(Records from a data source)
◇ ◇ ◇ ◇ ◇ ◇ ◇

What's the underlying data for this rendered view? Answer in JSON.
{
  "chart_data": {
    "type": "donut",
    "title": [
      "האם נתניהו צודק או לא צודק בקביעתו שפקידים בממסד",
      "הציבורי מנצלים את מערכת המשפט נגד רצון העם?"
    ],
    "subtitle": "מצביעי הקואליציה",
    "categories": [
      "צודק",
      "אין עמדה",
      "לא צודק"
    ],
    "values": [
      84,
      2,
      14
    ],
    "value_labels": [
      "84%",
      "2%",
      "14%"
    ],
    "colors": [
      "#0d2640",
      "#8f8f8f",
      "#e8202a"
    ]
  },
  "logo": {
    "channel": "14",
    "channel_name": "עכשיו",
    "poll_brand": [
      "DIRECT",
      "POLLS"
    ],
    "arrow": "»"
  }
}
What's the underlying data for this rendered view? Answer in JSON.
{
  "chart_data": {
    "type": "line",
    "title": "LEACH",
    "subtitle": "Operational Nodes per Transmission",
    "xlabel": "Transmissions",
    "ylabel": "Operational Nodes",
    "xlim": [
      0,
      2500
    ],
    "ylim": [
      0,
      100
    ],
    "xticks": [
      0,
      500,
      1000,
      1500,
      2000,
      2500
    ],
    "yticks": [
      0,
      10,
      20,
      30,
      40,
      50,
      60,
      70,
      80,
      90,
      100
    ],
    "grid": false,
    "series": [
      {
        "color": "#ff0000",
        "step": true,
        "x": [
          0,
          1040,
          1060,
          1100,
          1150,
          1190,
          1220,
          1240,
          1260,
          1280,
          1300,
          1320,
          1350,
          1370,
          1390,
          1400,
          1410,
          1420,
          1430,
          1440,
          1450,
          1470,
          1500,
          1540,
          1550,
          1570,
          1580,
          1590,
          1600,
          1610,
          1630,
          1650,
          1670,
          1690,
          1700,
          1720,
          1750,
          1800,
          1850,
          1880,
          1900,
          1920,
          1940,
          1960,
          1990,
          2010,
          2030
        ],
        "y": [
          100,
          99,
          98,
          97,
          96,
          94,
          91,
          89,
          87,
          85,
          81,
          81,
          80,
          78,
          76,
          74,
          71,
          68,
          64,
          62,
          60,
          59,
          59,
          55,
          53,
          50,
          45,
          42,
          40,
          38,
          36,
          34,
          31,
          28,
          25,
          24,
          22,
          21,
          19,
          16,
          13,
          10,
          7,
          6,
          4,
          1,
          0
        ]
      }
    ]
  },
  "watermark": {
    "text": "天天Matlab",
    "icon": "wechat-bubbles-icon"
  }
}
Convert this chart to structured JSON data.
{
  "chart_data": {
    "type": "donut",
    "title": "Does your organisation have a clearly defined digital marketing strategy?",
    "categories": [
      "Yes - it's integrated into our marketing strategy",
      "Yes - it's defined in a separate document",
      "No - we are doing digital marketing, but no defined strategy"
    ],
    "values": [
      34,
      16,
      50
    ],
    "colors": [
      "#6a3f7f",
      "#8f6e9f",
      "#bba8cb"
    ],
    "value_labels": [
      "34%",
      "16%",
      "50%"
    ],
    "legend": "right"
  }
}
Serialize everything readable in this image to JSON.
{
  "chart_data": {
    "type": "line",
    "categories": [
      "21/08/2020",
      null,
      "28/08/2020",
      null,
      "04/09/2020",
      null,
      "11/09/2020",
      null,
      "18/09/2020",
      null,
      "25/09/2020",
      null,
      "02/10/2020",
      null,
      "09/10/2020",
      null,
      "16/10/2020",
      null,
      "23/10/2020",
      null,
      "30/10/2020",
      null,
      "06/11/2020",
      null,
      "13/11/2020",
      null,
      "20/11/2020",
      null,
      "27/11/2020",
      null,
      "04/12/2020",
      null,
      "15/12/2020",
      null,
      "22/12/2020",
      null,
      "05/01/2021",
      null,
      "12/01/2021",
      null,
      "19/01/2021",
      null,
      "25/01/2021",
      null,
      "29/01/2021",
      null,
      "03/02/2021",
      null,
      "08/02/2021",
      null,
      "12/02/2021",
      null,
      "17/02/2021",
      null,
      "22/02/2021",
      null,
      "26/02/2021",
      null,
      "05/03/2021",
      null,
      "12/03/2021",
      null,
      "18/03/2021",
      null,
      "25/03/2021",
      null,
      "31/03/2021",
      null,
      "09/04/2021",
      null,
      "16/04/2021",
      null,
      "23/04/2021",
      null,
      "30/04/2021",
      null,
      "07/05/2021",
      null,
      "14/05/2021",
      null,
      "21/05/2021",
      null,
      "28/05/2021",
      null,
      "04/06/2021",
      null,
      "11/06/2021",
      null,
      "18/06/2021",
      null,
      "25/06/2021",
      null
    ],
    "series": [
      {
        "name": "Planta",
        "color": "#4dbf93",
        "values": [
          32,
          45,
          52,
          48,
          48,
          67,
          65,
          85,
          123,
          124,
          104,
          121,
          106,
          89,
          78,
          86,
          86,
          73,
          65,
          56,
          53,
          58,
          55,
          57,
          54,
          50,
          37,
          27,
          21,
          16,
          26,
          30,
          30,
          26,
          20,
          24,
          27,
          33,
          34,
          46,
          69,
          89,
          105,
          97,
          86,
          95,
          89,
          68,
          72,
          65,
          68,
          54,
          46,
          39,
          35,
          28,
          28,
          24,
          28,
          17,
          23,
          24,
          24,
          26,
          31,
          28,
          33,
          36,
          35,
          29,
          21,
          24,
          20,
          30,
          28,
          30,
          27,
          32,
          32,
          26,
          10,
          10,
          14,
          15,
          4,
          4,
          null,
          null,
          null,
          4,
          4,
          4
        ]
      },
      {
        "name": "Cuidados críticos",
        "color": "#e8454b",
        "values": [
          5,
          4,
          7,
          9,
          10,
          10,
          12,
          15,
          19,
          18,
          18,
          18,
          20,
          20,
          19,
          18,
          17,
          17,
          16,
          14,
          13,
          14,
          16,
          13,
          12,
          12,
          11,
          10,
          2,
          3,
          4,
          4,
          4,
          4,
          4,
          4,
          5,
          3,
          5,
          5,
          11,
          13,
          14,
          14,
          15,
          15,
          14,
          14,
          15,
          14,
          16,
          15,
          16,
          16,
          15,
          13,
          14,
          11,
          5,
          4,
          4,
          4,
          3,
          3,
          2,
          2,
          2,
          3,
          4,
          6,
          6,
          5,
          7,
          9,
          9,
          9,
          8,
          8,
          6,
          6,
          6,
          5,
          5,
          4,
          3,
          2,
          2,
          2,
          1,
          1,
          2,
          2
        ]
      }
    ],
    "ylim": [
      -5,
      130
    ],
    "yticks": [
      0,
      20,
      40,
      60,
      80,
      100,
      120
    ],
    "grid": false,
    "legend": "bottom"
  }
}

◇ ◇ ◇ ◇ ◇ ◇ ◇

*REQUIRED TASK:* Go through the records and print each one exactly.

*ANSWER BELOW:*
What's the underlying data for this rendered view? Answer in JSON.
{
  "chart_data": {
    "type": "donut",
    "title": [
      "האם נתניהו צודק או לא צודק בקביעתו שפקידים בממסד",
      "הציבורי מנצלים את מערכת המשפט נגד רצון העם?"
    ],
    "subtitle": "מצביעי הקואליציה",
    "categories": [
      "צודק",
      "אין עמדה",
      "לא צודק"
    ],
    "values": [
      84,
      2,
      14
    ],
    "value_labels": [
      "84%",
      "2%",
      "14%"
    ],
    "colors": [
      "#0d2640",
      "#8f8f8f",
      "#e8202a"
    ]
  },
  "logo": {
    "channel": "14",
    "channel_name": "עכשיו",
    "poll_brand": [
      "DIRECT",
      "POLLS"
    ],
    "arrow": "»"
  }
}
What's the underlying data for this rendered view? Answer in JSON.
{
  "chart_data": {
    "type": "line",
    "title": "LEACH",
    "subtitle": "Operational Nodes per Transmission",
    "xlabel": "Transmissions",
    "ylabel": "Operational Nodes",
    "xlim": [
      0,
      2500
    ],
    "ylim": [
      0,
      100
    ],
    "xticks": [
      0,
      500,
      1000,
      1500,
      2000,
      2500
    ],
    "yticks": [
      0,
      10,
      20,
      30,
      40,
      50,
      60,
      70,
      80,
      90,
      100
    ],
    "grid": false,
    "series": [
      {
        "color": "#ff0000",
        "step": true,
        "x": [
          0,
          1040,
          1060,
          1100,
          1150,
          1190,
          1220,
          1240,
          1260,
          1280,
          1300,
          1320,
          1350,
          1370,
          1390,
          1400,
          1410,
          1420,
          1430,
          1440,
          1450,
          1470,
          1500,
          1540,
          1550,
          1570,
          1580,
          1590,
          1600,
          1610,
          1630,
          1650,
          1670,
          1690,
          1700,
          1720,
          1750,
          1800,
          1850,
          1880,
          1900,
          1920,
          1940,
          1960,
          1990,
          2010,
          2030
        ],
        "y": [
          100,
          99,
          98,
          97,
          96,
          94,
          91,
          89,
          87,
          85,
          81,
          81,
          80,
          78,
          76,
          74,
          71,
          68,
          64,
          62,
          60,
          59,
          59,
          55,
          53,
          50,
          45,
          42,
          40,
          38,
          36,
          34,
          31,
          28,
          25,
          24,
          22,
          21,
          19,
          16,
          13,
          10,
          7,
          6,
          4,
          1,
          0
        ]
      }
    ]
  },
  "watermark": {
    "text": "天天Matlab",
    "icon": "wechat-bubbles-icon"
  }
}
Convert this chart to structured JSON data.
{
  "chart_data": {
    "type": "donut",
    "title": "Does your organisation have a clearly defined digital marketing strategy?",
    "categories": [
      "Yes - it's integrated into our marketing strategy",
      "Yes - it's defined in a separate document",
      "No - we are doing digital marketing, but no defined strategy"
    ],
    "values": [
      34,
      16,
      50
    ],
    "colors": [
      "#6a3f7f",
      "#8f6e9f",
      "#bba8cb"
    ],
    "value_labels": [
      "34%",
      "16%",
      "50%"
    ],
    "legend": "right"
  }
}
Serialize everything readable in this image to JSON.
{
  "chart_data": {
    "type": "line",
    "categories": [
      "21/08/2020",
      null,
      "28/08/2020",
      null,
      "04/09/2020",
      null,
      "11/09/2020",
      null,
      "18/09/2020",
      null,
      "25/09/2020",
      null,
      "02/10/2020",
      null,
      "09/10/2020",
      null,
      "16/10/2020",
      null,
      "23/10/2020",
      null,
      "30/10/2020",
      null,
      "06/11/2020",
      null,
      "13/11/2020",
      null,
      "20/11/2020",
      null,
      "27/11/2020",
      null,
      "04/12/2020",
      null,
      "15/12/2020",
      null,
      "22/12/2020",
      null,
      "05/01/2021",
      null,
      "12/01/2021",
      null,
      "19/01/2021",
      null,
      "25/01/2021",
      null,
      "29/01/2021",
      null,
      "03/02/2021",
      null,
      "08/02/2021",
      null,
      "12/02/2021",
      null,
      "17/02/2021",
      null,
      "22/02/2021",
      null,
      "26/02/2021",
      null,
      "05/03/2021",
      null,
      "12/03/2021",
      null,
      "18/03/2021",
      null,
      "25/03/2021",
      null,
      "31/03/2021",
      null,
      "09/04/2021",
      null,
      "16/04/2021",
      null,
      "23/04/2021",
      null,
      "30/04/2021",
      null,
      "07/05/2021",
      null,
      "14/05/2021",
      null,
      "21/05/2021",
      null,
      "28/05/2021",
      null,
      "04/06/2021",
      null,
      "11/06/2021",
      null,
      "18/06/2021",
      null,
      "25/06/2021",
      null
    ],
    "series": [
      {
        "name": "Planta",
        "color": "#4dbf93",
        "values": [
          32,
          45,
          52,
          48,
          48,
          67,
          65,
          85,
          123,
          124,
          104,
          121,
          106,
          89,
          78,
          86,
          86,
          73,
          65,
          56,
          53,
          58,
          55,
          57,
          54,
          50,
          37,
          27,
          21,
          16,
          26,
          30,
          30,
          26,
          20,
          24,
          27,
          33,
          34,
          46,
          69,
          89,
          105,
          97,
          86,
          95,
          89,
          68,
          72,
          65,
          68,
          54,
          46,
          39,
          35,
          28,
          28,
          24,
          28,
          17,
          23,
          24,
          24,
          26,
          31,
          28,
          33,
          36,
          35,
          29,
          21,
          24,
          20,
          30,
          28,
          30,
          27,
          32,
          32,
          26,
          10,
          10,
          14,
          15,
          4,
          4,
          null,
          null,
          null,
          4,
          4,
          4
        ]
      },
      {
        "name": "Cuidados críticos",
        "color": "#e8454b",
        "values": [
          5,
          4,
          7,
          9,
          10,
          10,
          12,
          15,
          19,
          18,
          18,
          18,
          20,
          20,
          19,
          18,
          17,
          17,
          16,
          14,
          13,
          14,
          16,
          13,
          12,
          12,
          11,
          10,
          2,
          3,
          4,
          4,
          4,
          4,
          4,
          4,
          5,
          3,
          5,
          5,
          11,
          13,
          14,
          14,
          15,
          15,
          14,
          14,
          15,
          14,
          16,
          15,
          16,
          16,
          15,
          13,
          14,
          11,
          5,
          4,
          4,
          4,
          3,
          3,
          2,
          2,
          2,
          3,
          4,
          6,
          6,
          5,
          7,
          9,
          9,
          9,
          8,
          8,
          6,
          6,
          6,
          5,
          5,
          4,
          3,
          2,
          2,
          2,
          1,
          1,
          2,
          2
        ]
      }
    ],
    "ylim": [
      -5,
      130
    ],
    "yticks": [
      0,
      20,
      40,
      60,
      80,
      100,
      120
    ],
    "grid": false,
    "legend": "bottom"
  }
}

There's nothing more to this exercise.